▶ [PROBLEM DESCRIPTION] Reproduce the data below line by line, changing "interactable" to "clickable" wherever it occurs and keeping everything else the same.

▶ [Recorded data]
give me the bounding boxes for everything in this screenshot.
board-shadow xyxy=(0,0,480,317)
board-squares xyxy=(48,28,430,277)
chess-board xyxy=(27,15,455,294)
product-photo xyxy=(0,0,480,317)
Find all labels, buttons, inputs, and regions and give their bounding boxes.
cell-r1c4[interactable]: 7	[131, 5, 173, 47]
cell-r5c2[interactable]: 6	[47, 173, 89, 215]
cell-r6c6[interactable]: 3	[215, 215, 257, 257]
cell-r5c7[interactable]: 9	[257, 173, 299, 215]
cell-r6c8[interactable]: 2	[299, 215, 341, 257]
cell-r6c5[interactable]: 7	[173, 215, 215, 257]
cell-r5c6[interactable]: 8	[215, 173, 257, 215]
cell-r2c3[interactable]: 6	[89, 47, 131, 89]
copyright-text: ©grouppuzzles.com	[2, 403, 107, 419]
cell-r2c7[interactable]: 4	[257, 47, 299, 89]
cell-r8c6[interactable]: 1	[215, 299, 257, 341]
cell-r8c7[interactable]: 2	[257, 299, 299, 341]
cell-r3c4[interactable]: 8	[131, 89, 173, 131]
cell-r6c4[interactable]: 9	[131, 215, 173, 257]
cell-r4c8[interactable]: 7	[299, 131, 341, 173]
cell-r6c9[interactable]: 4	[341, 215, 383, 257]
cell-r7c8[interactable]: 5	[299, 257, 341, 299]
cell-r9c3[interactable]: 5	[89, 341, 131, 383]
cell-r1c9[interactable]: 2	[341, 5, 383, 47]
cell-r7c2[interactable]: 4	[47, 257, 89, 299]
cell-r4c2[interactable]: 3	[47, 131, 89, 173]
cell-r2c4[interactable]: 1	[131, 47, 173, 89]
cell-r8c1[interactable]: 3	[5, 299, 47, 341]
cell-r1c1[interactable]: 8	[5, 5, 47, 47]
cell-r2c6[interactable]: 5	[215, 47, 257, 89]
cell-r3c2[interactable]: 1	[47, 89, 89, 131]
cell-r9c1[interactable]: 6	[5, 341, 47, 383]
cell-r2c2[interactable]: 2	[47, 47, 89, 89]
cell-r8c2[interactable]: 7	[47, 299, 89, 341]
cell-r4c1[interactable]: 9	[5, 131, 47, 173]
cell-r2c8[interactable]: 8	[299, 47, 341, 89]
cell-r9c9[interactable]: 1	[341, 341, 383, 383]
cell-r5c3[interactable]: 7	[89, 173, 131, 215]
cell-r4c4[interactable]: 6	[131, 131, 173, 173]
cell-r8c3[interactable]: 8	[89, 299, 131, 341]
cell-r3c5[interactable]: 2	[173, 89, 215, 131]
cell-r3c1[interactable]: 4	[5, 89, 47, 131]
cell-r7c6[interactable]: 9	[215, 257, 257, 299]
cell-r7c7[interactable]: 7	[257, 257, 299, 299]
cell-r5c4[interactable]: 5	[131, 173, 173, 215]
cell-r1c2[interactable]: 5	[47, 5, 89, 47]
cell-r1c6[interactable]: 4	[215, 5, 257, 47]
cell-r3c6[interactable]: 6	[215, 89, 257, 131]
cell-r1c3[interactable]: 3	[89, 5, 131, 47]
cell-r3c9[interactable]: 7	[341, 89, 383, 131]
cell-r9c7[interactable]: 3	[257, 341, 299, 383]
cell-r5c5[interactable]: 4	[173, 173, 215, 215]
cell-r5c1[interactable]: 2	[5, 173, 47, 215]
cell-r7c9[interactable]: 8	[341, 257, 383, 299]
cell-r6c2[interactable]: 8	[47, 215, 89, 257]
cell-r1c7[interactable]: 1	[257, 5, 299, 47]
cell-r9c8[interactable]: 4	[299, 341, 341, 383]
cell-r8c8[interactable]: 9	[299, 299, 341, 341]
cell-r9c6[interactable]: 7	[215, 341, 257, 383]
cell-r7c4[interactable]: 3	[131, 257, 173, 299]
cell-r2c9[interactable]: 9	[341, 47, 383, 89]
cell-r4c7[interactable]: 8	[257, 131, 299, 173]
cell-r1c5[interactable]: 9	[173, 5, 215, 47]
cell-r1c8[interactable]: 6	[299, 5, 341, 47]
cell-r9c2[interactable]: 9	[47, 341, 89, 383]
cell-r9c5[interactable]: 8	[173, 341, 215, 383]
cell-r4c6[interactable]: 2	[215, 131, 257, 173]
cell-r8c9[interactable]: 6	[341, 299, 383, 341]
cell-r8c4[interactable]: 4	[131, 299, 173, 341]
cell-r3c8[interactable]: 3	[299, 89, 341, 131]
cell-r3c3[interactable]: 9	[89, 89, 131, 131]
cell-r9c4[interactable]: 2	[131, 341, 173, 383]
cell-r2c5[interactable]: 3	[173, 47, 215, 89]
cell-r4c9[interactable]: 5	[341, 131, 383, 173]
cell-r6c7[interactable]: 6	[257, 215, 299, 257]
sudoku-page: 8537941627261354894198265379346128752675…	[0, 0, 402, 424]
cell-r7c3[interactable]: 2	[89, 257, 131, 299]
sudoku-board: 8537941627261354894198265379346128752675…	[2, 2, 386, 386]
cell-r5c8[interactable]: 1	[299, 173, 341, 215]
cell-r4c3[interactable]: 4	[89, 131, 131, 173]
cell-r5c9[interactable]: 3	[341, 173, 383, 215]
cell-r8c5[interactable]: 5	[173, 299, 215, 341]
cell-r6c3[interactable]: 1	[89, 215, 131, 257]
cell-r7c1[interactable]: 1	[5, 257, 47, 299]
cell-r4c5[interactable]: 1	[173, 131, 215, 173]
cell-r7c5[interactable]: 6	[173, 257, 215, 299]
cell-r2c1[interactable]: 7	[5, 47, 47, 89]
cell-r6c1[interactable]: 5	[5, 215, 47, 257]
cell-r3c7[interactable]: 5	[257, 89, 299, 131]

▶ [EXPECTED ANSWER]
give me the bounding boxes for everything in this screenshot.
board-shadow xyxy=(0,0,480,317)
board-squares xyxy=(48,28,430,277)
chess-board xyxy=(27,15,455,294)
product-photo xyxy=(0,0,480,317)
Find all labels, buttons, inputs, and regions and give their bounding boxes.
cell-r1c4[clickable]: 7	[131, 5, 173, 47]
cell-r5c2[clickable]: 6	[47, 173, 89, 215]
cell-r6c6[clickable]: 3	[215, 215, 257, 257]
cell-r5c7[clickable]: 9	[257, 173, 299, 215]
cell-r6c8[clickable]: 2	[299, 215, 341, 257]
cell-r6c5[clickable]: 7	[173, 215, 215, 257]
cell-r5c6[clickable]: 8	[215, 173, 257, 215]
cell-r2c3[clickable]: 6	[89, 47, 131, 89]
copyright-text: ©grouppuzzles.com	[2, 403, 107, 419]
cell-r2c7[clickable]: 4	[257, 47, 299, 89]
cell-r8c6[clickable]: 1	[215, 299, 257, 341]
cell-r8c7[clickable]: 2	[257, 299, 299, 341]
cell-r3c4[clickable]: 8	[131, 89, 173, 131]
cell-r6c4[clickable]: 9	[131, 215, 173, 257]
cell-r4c8[clickable]: 7	[299, 131, 341, 173]
cell-r6c9[clickable]: 4	[341, 215, 383, 257]
cell-r7c8[clickable]: 5	[299, 257, 341, 299]
cell-r9c3[clickable]: 5	[89, 341, 131, 383]
cell-r1c9[clickable]: 2	[341, 5, 383, 47]
cell-r7c2[clickable]: 4	[47, 257, 89, 299]
cell-r4c2[clickable]: 3	[47, 131, 89, 173]
cell-r2c4[clickable]: 1	[131, 47, 173, 89]
cell-r8c1[clickable]: 3	[5, 299, 47, 341]
cell-r1c1[clickable]: 8	[5, 5, 47, 47]
cell-r2c6[clickable]: 5	[215, 47, 257, 89]
cell-r3c2[clickable]: 1	[47, 89, 89, 131]
cell-r9c1[clickable]: 6	[5, 341, 47, 383]
cell-r2c2[clickable]: 2	[47, 47, 89, 89]
cell-r8c2[clickable]: 7	[47, 299, 89, 341]
cell-r4c1[clickable]: 9	[5, 131, 47, 173]
cell-r2c8[clickable]: 8	[299, 47, 341, 89]
cell-r9c9[clickable]: 1	[341, 341, 383, 383]
cell-r5c3[clickable]: 7	[89, 173, 131, 215]
cell-r4c4[clickable]: 6	[131, 131, 173, 173]
cell-r8c3[clickable]: 8	[89, 299, 131, 341]
cell-r3c5[clickable]: 2	[173, 89, 215, 131]
cell-r3c1[clickable]: 4	[5, 89, 47, 131]
cell-r7c6[clickable]: 9	[215, 257, 257, 299]
cell-r7c7[clickable]: 7	[257, 257, 299, 299]
cell-r5c4[clickable]: 5	[131, 173, 173, 215]
cell-r1c2[clickable]: 5	[47, 5, 89, 47]
cell-r1c6[clickable]: 4	[215, 5, 257, 47]
cell-r3c6[clickable]: 6	[215, 89, 257, 131]
cell-r1c3[clickable]: 3	[89, 5, 131, 47]
cell-r3c9[clickable]: 7	[341, 89, 383, 131]
cell-r9c7[clickable]: 3	[257, 341, 299, 383]
cell-r5c5[clickable]: 4	[173, 173, 215, 215]
cell-r5c1[clickable]: 2	[5, 173, 47, 215]
cell-r7c9[clickable]: 8	[341, 257, 383, 299]
cell-r6c2[clickable]: 8	[47, 215, 89, 257]
cell-r1c7[clickable]: 1	[257, 5, 299, 47]
cell-r9c8[clickable]: 4	[299, 341, 341, 383]
cell-r8c8[clickable]: 9	[299, 299, 341, 341]
cell-r9c6[clickable]: 7	[215, 341, 257, 383]
cell-r7c4[clickable]: 3	[131, 257, 173, 299]
cell-r2c9[clickable]: 9	[341, 47, 383, 89]
cell-r4c7[clickable]: 8	[257, 131, 299, 173]
cell-r1c5[clickable]: 9	[173, 5, 215, 47]
cell-r1c8[clickable]: 6	[299, 5, 341, 47]
cell-r9c2[clickable]: 9	[47, 341, 89, 383]
cell-r9c5[clickable]: 8	[173, 341, 215, 383]
cell-r4c6[clickable]: 2	[215, 131, 257, 173]
cell-r8c9[clickable]: 6	[341, 299, 383, 341]
cell-r8c4[clickable]: 4	[131, 299, 173, 341]
cell-r3c8[clickable]: 3	[299, 89, 341, 131]
cell-r3c3[clickable]: 9	[89, 89, 131, 131]
cell-r9c4[clickable]: 2	[131, 341, 173, 383]
cell-r2c5[clickable]: 3	[173, 47, 215, 89]
cell-r4c9[clickable]: 5	[341, 131, 383, 173]
cell-r6c7[clickable]: 6	[257, 215, 299, 257]
sudoku-page: 8537941627261354894198265379346128752675…	[0, 0, 402, 424]
cell-r7c3[clickable]: 2	[89, 257, 131, 299]
sudoku-board: 8537941627261354894198265379346128752675…	[2, 2, 386, 386]
cell-r5c8[clickable]: 1	[299, 173, 341, 215]
cell-r4c3[clickable]: 4	[89, 131, 131, 173]
cell-r5c9[clickable]: 3	[341, 173, 383, 215]
cell-r8c5[clickable]: 5	[173, 299, 215, 341]
cell-r6c3[clickable]: 1	[89, 215, 131, 257]
cell-r7c1[clickable]: 1	[5, 257, 47, 299]
cell-r4c5[clickable]: 1	[173, 131, 215, 173]
cell-r7c5[clickable]: 6	[173, 257, 215, 299]
cell-r2c1[clickable]: 7	[5, 47, 47, 89]
cell-r6c1[clickable]: 5	[5, 215, 47, 257]
cell-r3c7[clickable]: 5	[257, 89, 299, 131]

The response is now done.